→ **Exercise objective**
Every line of the records below should be restated exactly.

→ **Records for this exercise**

-- start --

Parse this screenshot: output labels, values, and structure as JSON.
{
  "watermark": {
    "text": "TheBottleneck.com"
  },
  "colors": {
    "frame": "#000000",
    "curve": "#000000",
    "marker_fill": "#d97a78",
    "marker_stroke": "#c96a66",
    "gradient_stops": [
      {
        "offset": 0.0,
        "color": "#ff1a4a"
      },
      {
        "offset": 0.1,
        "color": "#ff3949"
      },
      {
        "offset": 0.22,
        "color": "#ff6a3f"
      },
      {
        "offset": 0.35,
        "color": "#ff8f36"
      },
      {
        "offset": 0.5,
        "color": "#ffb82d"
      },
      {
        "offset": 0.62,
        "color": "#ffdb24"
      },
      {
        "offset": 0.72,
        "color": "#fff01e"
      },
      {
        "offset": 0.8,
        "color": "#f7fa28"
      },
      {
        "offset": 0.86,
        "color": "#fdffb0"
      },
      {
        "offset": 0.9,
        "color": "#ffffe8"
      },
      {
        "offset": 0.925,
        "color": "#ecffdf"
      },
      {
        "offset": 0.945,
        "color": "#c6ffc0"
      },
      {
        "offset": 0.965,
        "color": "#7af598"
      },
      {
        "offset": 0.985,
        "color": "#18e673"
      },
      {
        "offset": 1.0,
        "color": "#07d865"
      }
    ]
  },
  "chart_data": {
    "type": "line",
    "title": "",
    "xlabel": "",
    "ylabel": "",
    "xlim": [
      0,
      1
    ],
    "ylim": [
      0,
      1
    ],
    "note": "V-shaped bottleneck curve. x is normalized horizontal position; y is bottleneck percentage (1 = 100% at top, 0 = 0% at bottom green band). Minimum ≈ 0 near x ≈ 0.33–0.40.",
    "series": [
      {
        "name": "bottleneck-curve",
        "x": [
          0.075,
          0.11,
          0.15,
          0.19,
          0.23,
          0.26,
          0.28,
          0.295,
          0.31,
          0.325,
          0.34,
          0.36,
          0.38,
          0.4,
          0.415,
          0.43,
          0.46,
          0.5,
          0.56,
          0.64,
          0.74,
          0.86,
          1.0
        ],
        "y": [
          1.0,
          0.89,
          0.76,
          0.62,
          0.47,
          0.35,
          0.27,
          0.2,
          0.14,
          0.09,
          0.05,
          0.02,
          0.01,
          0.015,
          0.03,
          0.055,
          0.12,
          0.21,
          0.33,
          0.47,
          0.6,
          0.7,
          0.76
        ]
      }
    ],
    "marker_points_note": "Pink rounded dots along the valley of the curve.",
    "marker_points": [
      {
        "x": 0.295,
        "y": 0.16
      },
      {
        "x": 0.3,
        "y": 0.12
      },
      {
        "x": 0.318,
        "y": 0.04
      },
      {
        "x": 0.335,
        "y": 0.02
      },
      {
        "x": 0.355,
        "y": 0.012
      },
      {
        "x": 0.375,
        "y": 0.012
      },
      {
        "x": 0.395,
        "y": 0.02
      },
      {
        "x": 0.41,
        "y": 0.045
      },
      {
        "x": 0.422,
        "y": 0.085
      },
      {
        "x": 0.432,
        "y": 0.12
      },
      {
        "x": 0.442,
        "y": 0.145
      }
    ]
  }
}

-- end --

→ **Finished answer**
Parse this screenshot: output labels, values, and structure as JSON.
{
  "watermark": {
    "text": "TheBottleneck.com"
  },
  "colors": {
    "frame": "#000000",
    "curve": "#000000",
    "marker_fill": "#d97a78",
    "marker_stroke": "#c96a66",
    "gradient_stops": [
      {
        "offset": 0.0,
        "color": "#ff1a4a"
      },
      {
        "offset": 0.1,
        "color": "#ff3949"
      },
      {
        "offset": 0.22,
        "color": "#ff6a3f"
      },
      {
        "offset": 0.35,
        "color": "#ff8f36"
      },
      {
        "offset": 0.5,
        "color": "#ffb82d"
      },
      {
        "offset": 0.62,
        "color": "#ffdb24"
      },
      {
        "offset": 0.72,
        "color": "#fff01e"
      },
      {
        "offset": 0.8,
        "color": "#f7fa28"
      },
      {
        "offset": 0.86,
        "color": "#fdffb0"
      },
      {
        "offset": 0.9,
        "color": "#ffffe8"
      },
      {
        "offset": 0.925,
        "color": "#ecffdf"
      },
      {
        "offset": 0.945,
        "color": "#c6ffc0"
      },
      {
        "offset": 0.965,
        "color": "#7af598"
      },
      {
        "offset": 0.985,
        "color": "#18e673"
      },
      {
        "offset": 1.0,
        "color": "#07d865"
      }
    ]
  },
  "chart_data": {
    "type": "line",
    "title": "",
    "xlabel": "",
    "ylabel": "",
    "xlim": [
      0,
      1
    ],
    "ylim": [
      0,
      1
    ],
    "note": "V-shaped bottleneck curve. x is normalized horizontal position; y is bottleneck percentage (1 = 100% at top, 0 = 0% at bottom green band). Minimum ≈ 0 near x ≈ 0.33–0.40.",
    "series": [
      {
        "name": "bottleneck-curve",
        "x": [
          0.075,
          0.11,
          0.15,
          0.19,
          0.23,
          0.26,
          0.28,
          0.295,
          0.31,
          0.325,
          0.34,
          0.36,
          0.38,
          0.4,
          0.415,
          0.43,
          0.46,
          0.5,
          0.56,
          0.64,
          0.74,
          0.86,
          1.0
        ],
        "y": [
          1.0,
          0.89,
          0.76,
          0.62,
          0.47,
          0.35,
          0.27,
          0.2,
          0.14,
          0.09,
          0.05,
          0.02,
          0.01,
          0.015,
          0.03,
          0.055,
          0.12,
          0.21,
          0.33,
          0.47,
          0.6,
          0.7,
          0.76
        ]
      }
    ],
    "marker_points_note": "Pink rounded dots along the valley of the curve.",
    "marker_points": [
      {
        "x": 0.295,
        "y": 0.16
      },
      {
        "x": 0.3,
        "y": 0.12
      },
      {
        "x": 0.318,
        "y": 0.04
      },
      {
        "x": 0.335,
        "y": 0.02
      },
      {
        "x": 0.355,
        "y": 0.012
      },
      {
        "x": 0.375,
        "y": 0.012
      },
      {
        "x": 0.395,
        "y": 0.02
      },
      {
        "x": 0.41,
        "y": 0.045
      },
      {
        "x": 0.422,
        "y": 0.085
      },
      {
        "x": 0.432,
        "y": 0.12
      },
      {
        "x": 0.442,
        "y": 0.145
      }
    ]
  }
}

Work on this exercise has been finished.